====== Data for this exercise

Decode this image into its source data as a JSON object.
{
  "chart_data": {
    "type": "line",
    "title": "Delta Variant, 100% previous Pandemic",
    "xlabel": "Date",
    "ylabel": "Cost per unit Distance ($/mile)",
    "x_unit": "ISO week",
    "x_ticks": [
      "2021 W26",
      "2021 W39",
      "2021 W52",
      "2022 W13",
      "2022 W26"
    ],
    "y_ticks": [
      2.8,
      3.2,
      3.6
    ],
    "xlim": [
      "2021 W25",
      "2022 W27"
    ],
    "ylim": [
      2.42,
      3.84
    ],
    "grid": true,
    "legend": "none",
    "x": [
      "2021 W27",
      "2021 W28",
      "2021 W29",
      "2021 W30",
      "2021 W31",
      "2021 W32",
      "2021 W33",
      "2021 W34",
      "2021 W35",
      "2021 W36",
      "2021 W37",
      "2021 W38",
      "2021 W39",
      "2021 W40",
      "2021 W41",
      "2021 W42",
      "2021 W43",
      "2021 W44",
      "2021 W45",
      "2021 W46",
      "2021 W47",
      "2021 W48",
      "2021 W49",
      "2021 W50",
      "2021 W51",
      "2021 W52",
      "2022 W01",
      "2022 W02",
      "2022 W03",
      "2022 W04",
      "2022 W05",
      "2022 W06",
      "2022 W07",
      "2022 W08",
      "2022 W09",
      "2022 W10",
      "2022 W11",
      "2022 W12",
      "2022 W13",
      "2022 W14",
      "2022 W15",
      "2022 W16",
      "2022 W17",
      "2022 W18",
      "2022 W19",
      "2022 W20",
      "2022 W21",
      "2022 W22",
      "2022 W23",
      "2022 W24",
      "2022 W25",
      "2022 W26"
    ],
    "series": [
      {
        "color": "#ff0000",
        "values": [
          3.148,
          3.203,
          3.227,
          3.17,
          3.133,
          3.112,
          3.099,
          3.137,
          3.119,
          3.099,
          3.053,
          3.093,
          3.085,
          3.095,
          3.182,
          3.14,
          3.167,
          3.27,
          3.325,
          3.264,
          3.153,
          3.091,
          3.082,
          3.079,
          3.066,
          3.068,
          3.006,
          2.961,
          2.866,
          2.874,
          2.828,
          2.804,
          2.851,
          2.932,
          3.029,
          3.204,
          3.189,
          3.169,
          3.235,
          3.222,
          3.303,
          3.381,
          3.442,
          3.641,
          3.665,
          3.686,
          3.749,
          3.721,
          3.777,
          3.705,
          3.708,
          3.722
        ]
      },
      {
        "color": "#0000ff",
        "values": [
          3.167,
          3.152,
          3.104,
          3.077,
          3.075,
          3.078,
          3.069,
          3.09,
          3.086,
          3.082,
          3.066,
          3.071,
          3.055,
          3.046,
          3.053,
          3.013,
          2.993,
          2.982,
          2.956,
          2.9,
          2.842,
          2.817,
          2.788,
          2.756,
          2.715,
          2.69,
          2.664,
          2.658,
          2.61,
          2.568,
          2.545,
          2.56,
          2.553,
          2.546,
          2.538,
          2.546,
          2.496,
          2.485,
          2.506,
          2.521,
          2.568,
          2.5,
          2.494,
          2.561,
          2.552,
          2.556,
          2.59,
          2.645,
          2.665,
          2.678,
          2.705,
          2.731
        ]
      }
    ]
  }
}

============

Set exercise | Output all of the material, please, exactly as it stands.

Result |
Decode this image into its source data as a JSON object.
{
  "chart_data": {
    "type": "line",
    "title": "Delta Variant, 100% previous Pandemic",
    "xlabel": "Date",
    "ylabel": "Cost per unit Distance ($/mile)",
    "x_unit": "ISO week",
    "x_ticks": [
      "2021 W26",
      "2021 W39",
      "2021 W52",
      "2022 W13",
      "2022 W26"
    ],
    "y_ticks": [
      2.8,
      3.2,
      3.6
    ],
    "xlim": [
      "2021 W25",
      "2022 W27"
    ],
    "ylim": [
      2.42,
      3.84
    ],
    "grid": true,
    "legend": "none",
    "x": [
      "2021 W27",
      "2021 W28",
      "2021 W29",
      "2021 W30",
      "2021 W31",
      "2021 W32",
      "2021 W33",
      "2021 W34",
      "2021 W35",
      "2021 W36",
      "2021 W37",
      "2021 W38",
      "2021 W39",
      "2021 W40",
      "2021 W41",
      "2021 W42",
      "2021 W43",
      "2021 W44",
      "2021 W45",
      "2021 W46",
      "2021 W47",
      "2021 W48",
      "2021 W49",
      "2021 W50",
      "2021 W51",
      "2021 W52",
      "2022 W01",
      "2022 W02",
      "2022 W03",
      "2022 W04",
      "2022 W05",
      "2022 W06",
      "2022 W07",
      "2022 W08",
      "2022 W09",
      "2022 W10",
      "2022 W11",
      "2022 W12",
      "2022 W13",
      "2022 W14",
      "2022 W15",
      "2022 W16",
      "2022 W17",
      "2022 W18",
      "2022 W19",
      "2022 W20",
      "2022 W21",
      "2022 W22",
      "2022 W23",
      "2022 W24",
      "2022 W25",
      "2022 W26"
    ],
    "series": [
      {
        "color": "#ff0000",
        "values": [
          3.148,
          3.203,
          3.227,
          3.17,
          3.133,
          3.112,
          3.099,
          3.137,
          3.119,
          3.099,
          3.053,
          3.093,
          3.085,
          3.095,
          3.182,
          3.14,
          3.167,
          3.27,
          3.325,
          3.264,
          3.153,
          3.091,
          3.082,
          3.079,
          3.066,
          3.068,
          3.006,
          2.961,
          2.866,
          2.874,
          2.828,
          2.804,
          2.851,
          2.932,
          3.029,
          3.204,
          3.189,
          3.169,
          3.235,
          3.222,
          3.303,
          3.381,
          3.442,
          3.641,
          3.665,
          3.686,
          3.749,
          3.721,
          3.777,
          3.705,
          3.708,
          3.722
        ]
      },
      {
        "color": "#0000ff",
        "values": [
          3.167,
          3.152,
          3.104,
          3.077,
          3.075,
          3.078,
          3.069,
          3.09,
          3.086,
          3.082,
          3.066,
          3.071,
          3.055,
          3.046,
          3.053,
          3.013,
          2.993,
          2.982,
          2.956,
          2.9,
          2.842,
          2.817,
          2.788,
          2.756,
          2.715,
          2.69,
          2.664,
          2.658,
          2.61,
          2.568,
          2.545,
          2.56,
          2.553,
          2.546,
          2.538,
          2.546,
          2.496,
          2.485,
          2.506,
          2.521,
          2.568,
          2.5,
          2.494,
          2.561,
          2.552,
          2.556,
          2.59,
          2.645,
          2.665,
          2.678,
          2.705,
          2.731
        ]
      }
    ]
  }
}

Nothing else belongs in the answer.